**EXERCISE DETAILS:**
Rewrite the items from the line containing "stone-white-10-J11: 10 xyxy=(350,156,383,189)" through the line containing "stone-black-15-L8: 15 xyxy=(427,271,460,304)" as a Markdown table with the columns No. and Line. Number each row and leave out any blank lines.

::: EXERCISE MATERIAL

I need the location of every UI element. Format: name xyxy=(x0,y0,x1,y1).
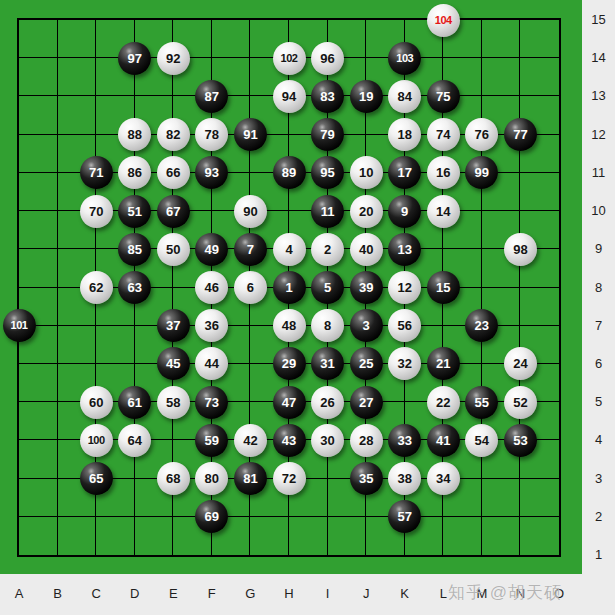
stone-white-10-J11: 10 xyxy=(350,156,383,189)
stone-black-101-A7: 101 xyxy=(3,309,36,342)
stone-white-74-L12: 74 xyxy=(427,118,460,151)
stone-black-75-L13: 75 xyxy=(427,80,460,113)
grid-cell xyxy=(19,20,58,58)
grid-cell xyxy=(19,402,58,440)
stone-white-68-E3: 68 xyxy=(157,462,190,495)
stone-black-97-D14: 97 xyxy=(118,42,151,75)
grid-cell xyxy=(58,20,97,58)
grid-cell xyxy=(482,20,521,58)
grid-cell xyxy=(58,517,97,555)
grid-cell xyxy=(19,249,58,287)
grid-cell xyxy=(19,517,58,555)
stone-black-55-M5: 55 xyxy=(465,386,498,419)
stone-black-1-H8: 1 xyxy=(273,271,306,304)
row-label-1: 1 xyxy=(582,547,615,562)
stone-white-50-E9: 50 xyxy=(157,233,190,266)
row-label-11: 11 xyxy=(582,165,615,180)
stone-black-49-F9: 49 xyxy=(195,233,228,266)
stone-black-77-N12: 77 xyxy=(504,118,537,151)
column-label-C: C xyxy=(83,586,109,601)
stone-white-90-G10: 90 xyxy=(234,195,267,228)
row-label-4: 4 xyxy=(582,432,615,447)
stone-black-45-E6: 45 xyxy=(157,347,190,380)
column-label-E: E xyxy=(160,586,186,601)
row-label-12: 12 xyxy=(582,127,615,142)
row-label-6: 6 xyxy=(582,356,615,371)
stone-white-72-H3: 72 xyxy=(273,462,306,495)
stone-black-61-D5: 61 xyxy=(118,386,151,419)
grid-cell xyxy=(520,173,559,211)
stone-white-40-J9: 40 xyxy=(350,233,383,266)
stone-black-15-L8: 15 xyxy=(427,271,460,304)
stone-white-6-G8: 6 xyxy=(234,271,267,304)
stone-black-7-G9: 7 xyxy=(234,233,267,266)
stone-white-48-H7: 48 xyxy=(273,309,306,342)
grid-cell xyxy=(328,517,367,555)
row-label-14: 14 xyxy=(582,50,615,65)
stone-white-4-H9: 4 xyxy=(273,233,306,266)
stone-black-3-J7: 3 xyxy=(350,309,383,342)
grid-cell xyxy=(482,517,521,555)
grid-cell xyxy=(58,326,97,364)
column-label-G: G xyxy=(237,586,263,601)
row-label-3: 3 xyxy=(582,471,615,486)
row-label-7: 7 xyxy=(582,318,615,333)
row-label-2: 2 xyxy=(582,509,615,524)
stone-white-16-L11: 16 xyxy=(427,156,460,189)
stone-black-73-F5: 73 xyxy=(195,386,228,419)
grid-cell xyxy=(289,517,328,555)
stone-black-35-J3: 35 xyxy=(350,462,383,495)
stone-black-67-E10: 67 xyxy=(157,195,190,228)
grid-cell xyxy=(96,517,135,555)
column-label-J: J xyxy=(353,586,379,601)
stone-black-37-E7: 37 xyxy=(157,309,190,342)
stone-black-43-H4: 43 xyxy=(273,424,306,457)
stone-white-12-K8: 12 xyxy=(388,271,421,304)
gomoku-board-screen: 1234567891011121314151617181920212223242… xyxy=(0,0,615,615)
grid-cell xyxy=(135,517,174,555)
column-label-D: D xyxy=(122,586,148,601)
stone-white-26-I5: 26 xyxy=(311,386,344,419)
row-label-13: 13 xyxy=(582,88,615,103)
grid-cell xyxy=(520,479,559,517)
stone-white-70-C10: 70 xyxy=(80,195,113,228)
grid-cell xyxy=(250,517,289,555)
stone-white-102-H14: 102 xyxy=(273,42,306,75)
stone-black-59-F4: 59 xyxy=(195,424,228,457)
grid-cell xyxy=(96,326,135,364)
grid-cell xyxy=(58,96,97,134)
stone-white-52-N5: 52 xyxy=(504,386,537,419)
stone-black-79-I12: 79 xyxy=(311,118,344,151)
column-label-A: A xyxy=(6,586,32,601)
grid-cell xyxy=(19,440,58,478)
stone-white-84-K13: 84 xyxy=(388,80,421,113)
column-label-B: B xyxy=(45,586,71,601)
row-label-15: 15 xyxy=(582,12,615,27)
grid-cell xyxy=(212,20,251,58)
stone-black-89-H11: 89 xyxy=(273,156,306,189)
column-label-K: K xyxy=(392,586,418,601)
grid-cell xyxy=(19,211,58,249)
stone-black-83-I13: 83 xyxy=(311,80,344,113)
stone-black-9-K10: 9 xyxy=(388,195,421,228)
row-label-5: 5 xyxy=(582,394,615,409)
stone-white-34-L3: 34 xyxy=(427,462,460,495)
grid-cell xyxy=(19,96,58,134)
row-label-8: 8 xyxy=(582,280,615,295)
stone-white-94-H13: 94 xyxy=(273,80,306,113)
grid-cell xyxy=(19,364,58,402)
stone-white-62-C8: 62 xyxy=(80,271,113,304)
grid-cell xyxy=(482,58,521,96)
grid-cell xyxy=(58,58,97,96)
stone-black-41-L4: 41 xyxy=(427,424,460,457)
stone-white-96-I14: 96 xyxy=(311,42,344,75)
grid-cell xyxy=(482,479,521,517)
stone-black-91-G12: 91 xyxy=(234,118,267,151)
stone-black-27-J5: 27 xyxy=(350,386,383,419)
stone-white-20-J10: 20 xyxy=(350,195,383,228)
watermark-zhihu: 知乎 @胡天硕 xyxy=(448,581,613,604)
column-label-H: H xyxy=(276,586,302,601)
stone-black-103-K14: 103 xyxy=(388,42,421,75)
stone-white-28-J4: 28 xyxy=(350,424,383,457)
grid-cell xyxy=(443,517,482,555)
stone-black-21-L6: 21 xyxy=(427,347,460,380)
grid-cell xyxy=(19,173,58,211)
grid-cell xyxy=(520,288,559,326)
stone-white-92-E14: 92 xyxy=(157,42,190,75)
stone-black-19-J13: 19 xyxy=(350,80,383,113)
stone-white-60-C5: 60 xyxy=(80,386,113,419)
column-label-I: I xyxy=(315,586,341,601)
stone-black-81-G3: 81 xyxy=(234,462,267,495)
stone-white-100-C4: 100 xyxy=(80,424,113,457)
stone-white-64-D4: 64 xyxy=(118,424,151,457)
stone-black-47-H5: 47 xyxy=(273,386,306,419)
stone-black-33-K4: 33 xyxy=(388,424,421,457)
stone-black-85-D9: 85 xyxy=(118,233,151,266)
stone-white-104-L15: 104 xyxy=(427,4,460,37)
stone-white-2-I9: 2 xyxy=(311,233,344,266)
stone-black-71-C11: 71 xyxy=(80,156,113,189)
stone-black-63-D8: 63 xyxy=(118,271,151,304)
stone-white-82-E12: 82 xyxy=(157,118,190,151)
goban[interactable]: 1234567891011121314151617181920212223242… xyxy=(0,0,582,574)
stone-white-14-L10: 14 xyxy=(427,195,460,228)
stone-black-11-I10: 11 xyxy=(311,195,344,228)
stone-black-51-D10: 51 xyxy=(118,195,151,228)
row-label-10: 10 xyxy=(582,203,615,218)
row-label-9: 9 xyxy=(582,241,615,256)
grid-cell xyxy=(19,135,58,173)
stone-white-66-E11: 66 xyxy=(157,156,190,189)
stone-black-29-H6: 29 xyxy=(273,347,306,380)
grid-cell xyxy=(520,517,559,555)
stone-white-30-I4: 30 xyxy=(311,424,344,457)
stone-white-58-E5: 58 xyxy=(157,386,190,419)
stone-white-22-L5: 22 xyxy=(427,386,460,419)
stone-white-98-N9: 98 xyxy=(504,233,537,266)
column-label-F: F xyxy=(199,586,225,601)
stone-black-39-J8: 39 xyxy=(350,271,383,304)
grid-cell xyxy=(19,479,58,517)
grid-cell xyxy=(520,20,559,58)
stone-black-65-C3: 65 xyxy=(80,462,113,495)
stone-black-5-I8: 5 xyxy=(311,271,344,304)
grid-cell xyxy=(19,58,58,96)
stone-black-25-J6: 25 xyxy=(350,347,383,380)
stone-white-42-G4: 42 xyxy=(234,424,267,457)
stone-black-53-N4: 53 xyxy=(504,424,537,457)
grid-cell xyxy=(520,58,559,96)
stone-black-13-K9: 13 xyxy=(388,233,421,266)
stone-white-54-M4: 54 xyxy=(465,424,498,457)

::::::

**RIGHT ANSWER:**
| No. | Line |
|---|---|
| 1 | stone-white-10-J11: 10 xyxy=(350,156,383,189) |
| 2 | stone-black-101-A7: 101 xyxy=(3,309,36,342) |
| 3 | stone-white-74-L12: 74 xyxy=(427,118,460,151) |
| 4 | stone-black-75-L13: 75 xyxy=(427,80,460,113) |
| 5 | grid-cell xyxy=(19,20,58,58) |
| 6 | grid-cell xyxy=(19,402,58,440) |
| 7 | stone-white-68-E3: 68 xyxy=(157,462,190,495) |
| 8 | stone-black-97-D14: 97 xyxy=(118,42,151,75) |
| 9 | grid-cell xyxy=(58,20,97,58) |
| 10 | grid-cell xyxy=(482,20,521,58) |
| 11 | grid-cell xyxy=(58,517,97,555) |
| 12 | grid-cell xyxy=(19,249,58,287) |
| 13 | grid-cell xyxy=(19,517,58,555) |
| 14 | stone-black-55-M5: 55 xyxy=(465,386,498,419) |
| 15 | stone-black-1-H8: 1 xyxy=(273,271,306,304) |
| 16 | row-label-1: 1 xyxy=(582,547,615,562) |
| 17 | stone-white-50-E9: 50 xyxy=(157,233,190,266) |
| 18 | row-label-11: 11 xyxy=(582,165,615,180) |
| 19 | stone-black-49-F9: 49 xyxy=(195,233,228,266) |
| 20 | stone-black-77-N12: 77 xyxy=(504,118,537,151) |
| 21 | column-label-C: C xyxy=(83,586,109,601) |
| 22 | stone-white-90-G10: 90 xyxy=(234,195,267,228) |
| 23 | row-label-4: 4 xyxy=(582,432,615,447) |
| 24 | stone-black-45-E6: 45 xyxy=(157,347,190,380) |
| 25 | column-label-E: E xyxy=(160,586,186,601) |
| 26 | row-label-12: 12 xyxy=(582,127,615,142) |
| 27 | row-label-6: 6 xyxy=(582,356,615,371) |
| 28 | stone-white-72-H3: 72 xyxy=(273,462,306,495) |
| 29 | stone-black-61-D5: 61 xyxy=(118,386,151,419) |
| 30 | grid-cell xyxy=(520,173,559,211) |
| 31 | stone-white-40-J9: 40 xyxy=(350,233,383,266) |
| 32 | stone-black-15-L8: 15 xyxy=(427,271,460,304) |